▶ **To be done**: Copy each line of the material below that includes the string "kann".

▶ **Entries supplied**:

(begin)

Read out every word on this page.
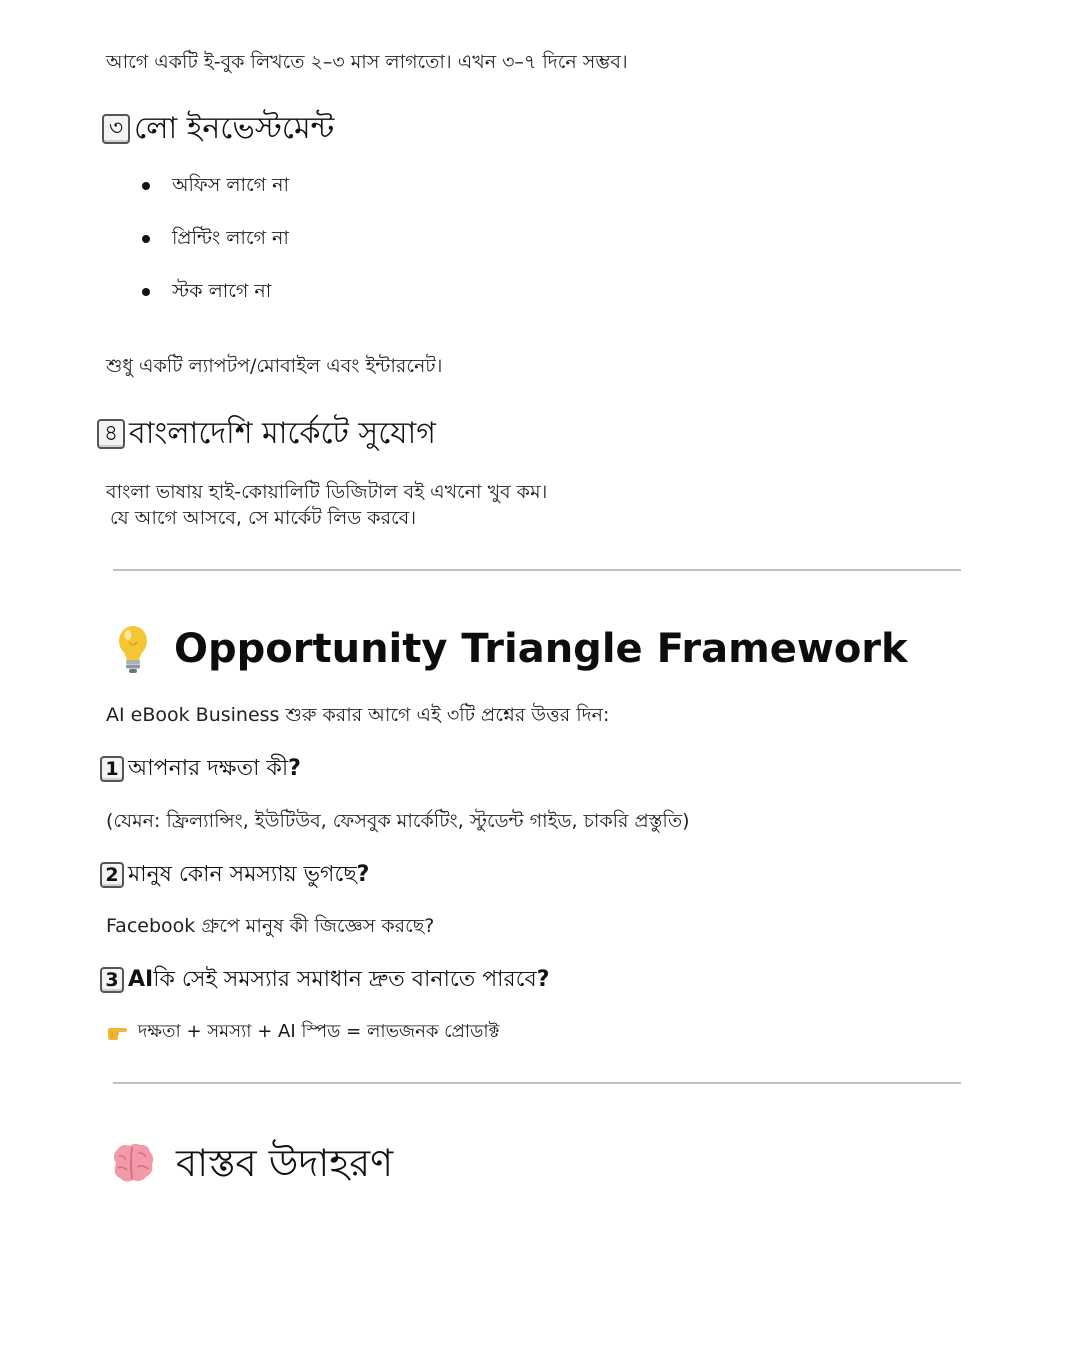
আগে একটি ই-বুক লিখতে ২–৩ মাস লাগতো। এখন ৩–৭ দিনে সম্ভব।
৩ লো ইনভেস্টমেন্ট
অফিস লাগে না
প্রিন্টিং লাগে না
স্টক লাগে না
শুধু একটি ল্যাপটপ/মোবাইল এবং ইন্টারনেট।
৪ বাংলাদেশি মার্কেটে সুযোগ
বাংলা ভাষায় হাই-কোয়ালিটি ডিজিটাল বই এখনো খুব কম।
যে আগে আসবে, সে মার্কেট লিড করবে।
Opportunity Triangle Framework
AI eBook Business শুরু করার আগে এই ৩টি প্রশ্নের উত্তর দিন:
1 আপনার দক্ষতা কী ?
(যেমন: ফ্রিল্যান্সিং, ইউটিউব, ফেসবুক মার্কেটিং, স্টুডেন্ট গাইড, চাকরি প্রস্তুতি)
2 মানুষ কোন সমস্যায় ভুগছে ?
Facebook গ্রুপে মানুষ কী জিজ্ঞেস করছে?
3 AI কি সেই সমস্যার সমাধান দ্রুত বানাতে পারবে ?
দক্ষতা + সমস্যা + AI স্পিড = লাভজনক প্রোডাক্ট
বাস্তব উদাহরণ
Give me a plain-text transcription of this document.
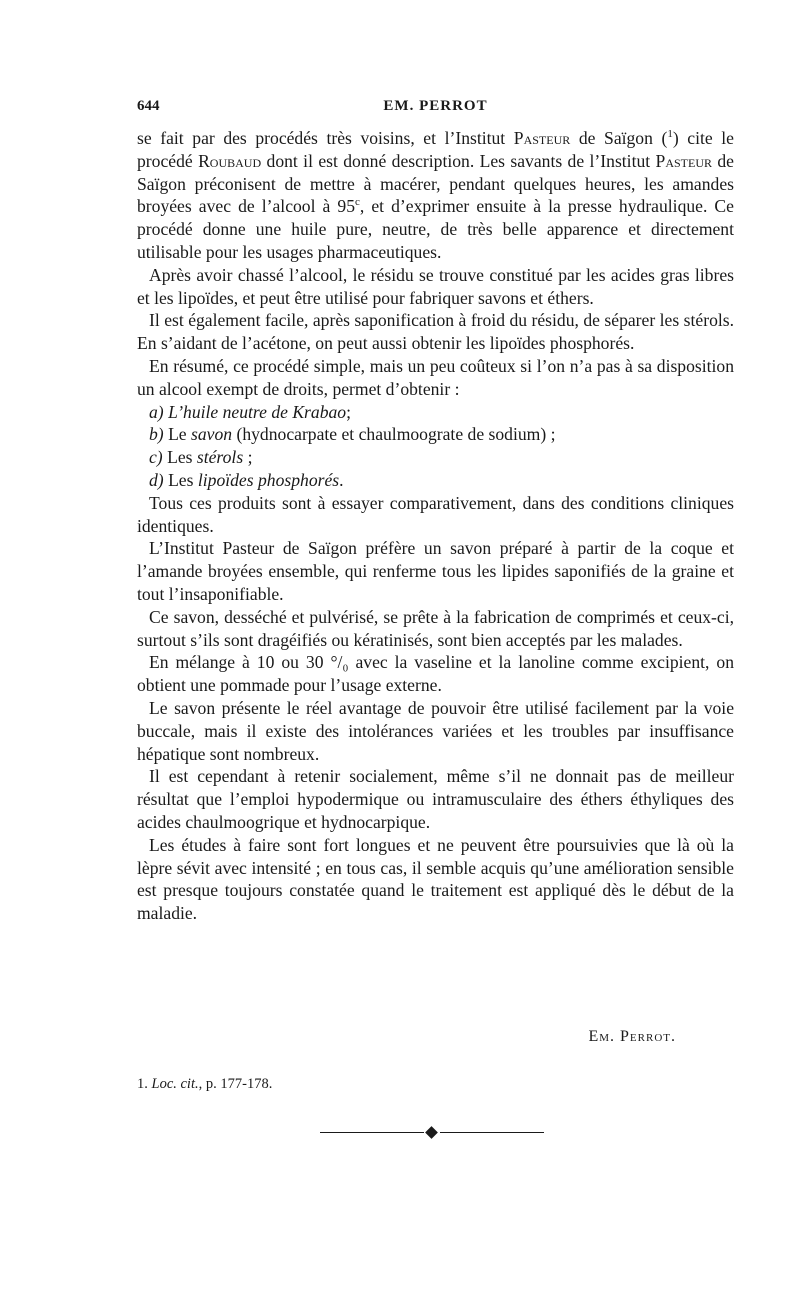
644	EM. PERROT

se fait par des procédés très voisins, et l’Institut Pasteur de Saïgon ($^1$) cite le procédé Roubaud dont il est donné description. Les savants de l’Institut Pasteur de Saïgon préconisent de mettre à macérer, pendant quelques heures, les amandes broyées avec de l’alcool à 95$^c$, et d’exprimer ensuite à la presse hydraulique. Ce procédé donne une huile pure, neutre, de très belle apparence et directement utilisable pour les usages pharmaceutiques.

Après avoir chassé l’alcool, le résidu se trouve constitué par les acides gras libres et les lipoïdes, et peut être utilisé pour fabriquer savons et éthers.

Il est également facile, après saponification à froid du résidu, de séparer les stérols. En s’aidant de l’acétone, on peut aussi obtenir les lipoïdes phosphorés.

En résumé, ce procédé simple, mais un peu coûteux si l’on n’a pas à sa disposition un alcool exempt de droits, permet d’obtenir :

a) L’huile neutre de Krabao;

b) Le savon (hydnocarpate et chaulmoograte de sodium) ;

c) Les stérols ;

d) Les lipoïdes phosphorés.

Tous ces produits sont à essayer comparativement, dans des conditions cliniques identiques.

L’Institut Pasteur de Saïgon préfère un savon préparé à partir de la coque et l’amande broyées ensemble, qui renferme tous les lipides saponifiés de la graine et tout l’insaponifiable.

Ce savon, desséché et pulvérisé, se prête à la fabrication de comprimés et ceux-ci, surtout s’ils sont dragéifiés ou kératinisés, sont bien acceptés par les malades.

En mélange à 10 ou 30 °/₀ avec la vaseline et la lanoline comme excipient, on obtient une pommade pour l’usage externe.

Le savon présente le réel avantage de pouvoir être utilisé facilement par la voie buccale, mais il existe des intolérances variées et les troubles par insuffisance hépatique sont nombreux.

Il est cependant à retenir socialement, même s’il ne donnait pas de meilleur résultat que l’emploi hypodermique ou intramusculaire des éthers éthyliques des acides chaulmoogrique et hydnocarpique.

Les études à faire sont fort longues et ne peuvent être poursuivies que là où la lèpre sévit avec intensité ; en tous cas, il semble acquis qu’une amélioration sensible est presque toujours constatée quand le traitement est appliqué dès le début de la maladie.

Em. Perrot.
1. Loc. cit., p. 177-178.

(end)
(begin)

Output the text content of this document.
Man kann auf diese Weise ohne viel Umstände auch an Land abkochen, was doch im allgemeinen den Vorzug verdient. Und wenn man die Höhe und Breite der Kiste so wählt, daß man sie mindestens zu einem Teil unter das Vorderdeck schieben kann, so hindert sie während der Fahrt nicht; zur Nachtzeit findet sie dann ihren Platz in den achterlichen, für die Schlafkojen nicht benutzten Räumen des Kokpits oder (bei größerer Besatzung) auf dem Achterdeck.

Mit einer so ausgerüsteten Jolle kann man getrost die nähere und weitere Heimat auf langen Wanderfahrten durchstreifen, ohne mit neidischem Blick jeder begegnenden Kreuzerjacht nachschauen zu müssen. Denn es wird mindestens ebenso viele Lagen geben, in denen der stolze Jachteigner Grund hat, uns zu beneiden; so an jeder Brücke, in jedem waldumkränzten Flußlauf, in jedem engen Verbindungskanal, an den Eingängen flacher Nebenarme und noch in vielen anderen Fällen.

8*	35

(end)

▶ **Response to this exercise**:
Man kann auf diese Weise ohne viel Umstände auch an Land abkochen, was doch im allgemeinen den Vorzug verdient. Und wenn man die Höhe und Breite der Kiste so wählt, daß man sie mindestens zu einem Teil unter das Vorderdeck schieben kann, so hindert sie während der Fahrt nicht; zur Nachtzeit findet sie dann ihren Platz in den achterlichen, für die Schlafkojen nicht benutzten Räumen des Kokpits oder (bei größerer Besatzung) auf dem Achterdeck.
Mit einer so ausgerüsteten Jolle kann man getrost die nähere und weitere Heimat auf langen Wanderfahrten durchstreifen, ohne mit neidischem Blick jeder begegnenden Kreuzerjacht nachschauen zu müssen. Denn es wird mindestens ebenso viele Lagen geben, in denen der stolze Jachteigner Grund hat, uns zu beneiden; so an jeder Brücke, in jedem waldumkränzten Flußlauf, in jedem engen Verbindungskanal, an den Eingängen flacher Nebenarme und noch in vielen anderen Fällen.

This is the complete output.